Dataset entries:
────────────────────

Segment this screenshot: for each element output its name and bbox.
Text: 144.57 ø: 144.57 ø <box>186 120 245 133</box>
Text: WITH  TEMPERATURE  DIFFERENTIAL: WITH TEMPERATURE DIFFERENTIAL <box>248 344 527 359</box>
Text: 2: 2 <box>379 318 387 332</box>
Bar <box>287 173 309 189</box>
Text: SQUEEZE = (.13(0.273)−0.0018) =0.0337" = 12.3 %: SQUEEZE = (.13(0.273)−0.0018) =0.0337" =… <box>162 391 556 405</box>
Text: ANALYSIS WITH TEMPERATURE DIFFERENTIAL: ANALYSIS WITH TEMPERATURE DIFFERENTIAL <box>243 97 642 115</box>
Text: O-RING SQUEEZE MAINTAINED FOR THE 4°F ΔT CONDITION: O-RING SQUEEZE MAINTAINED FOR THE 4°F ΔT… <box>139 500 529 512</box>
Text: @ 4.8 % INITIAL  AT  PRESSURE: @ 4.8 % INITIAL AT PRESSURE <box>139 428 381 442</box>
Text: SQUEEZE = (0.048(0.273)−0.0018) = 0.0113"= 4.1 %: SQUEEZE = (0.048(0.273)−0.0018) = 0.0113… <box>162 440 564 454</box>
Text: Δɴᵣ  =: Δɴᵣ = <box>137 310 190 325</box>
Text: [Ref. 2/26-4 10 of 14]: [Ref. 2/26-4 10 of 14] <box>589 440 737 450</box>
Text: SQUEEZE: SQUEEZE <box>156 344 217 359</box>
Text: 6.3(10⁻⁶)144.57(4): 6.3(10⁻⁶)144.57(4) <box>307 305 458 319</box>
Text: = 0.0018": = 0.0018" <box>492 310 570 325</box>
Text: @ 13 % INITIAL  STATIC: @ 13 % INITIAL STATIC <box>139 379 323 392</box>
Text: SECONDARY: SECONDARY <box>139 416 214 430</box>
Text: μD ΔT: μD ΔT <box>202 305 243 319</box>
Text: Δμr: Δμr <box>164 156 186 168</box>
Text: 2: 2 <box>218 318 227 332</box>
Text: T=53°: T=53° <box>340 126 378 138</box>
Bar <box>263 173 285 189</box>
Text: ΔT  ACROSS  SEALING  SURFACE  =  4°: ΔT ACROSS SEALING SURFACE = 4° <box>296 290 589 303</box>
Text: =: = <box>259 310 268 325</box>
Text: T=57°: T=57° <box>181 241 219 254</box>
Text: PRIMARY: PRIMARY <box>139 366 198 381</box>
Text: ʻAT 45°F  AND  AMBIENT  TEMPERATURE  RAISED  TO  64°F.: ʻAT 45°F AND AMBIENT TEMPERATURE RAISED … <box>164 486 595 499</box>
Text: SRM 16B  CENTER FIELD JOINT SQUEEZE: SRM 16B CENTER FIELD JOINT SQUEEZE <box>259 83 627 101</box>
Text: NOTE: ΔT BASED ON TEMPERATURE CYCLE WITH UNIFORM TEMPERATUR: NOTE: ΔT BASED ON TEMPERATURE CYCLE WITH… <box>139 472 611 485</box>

────────────────────

TASK TO CARRY OUT: Locate every line in the listing that contains the word "WITH" and copy each of those lines.

FULL RESPONSE:
Text: WITH  TEMPERATURE  DIFFERENTIAL: WITH TEMPERATURE DIFFERENTIAL <box>248 344 527 359</box>
Text: ANALYSIS WITH TEMPERATURE DIFFERENTIAL: ANALYSIS WITH TEMPERATURE DIFFERENTIAL <box>243 97 642 115</box>
Text: NOTE: ΔT BASED ON TEMPERATURE CYCLE WITH UNIFORM TEMPERATUR: NOTE: ΔT BASED ON TEMPERATURE CYCLE WITH… <box>139 472 611 485</box>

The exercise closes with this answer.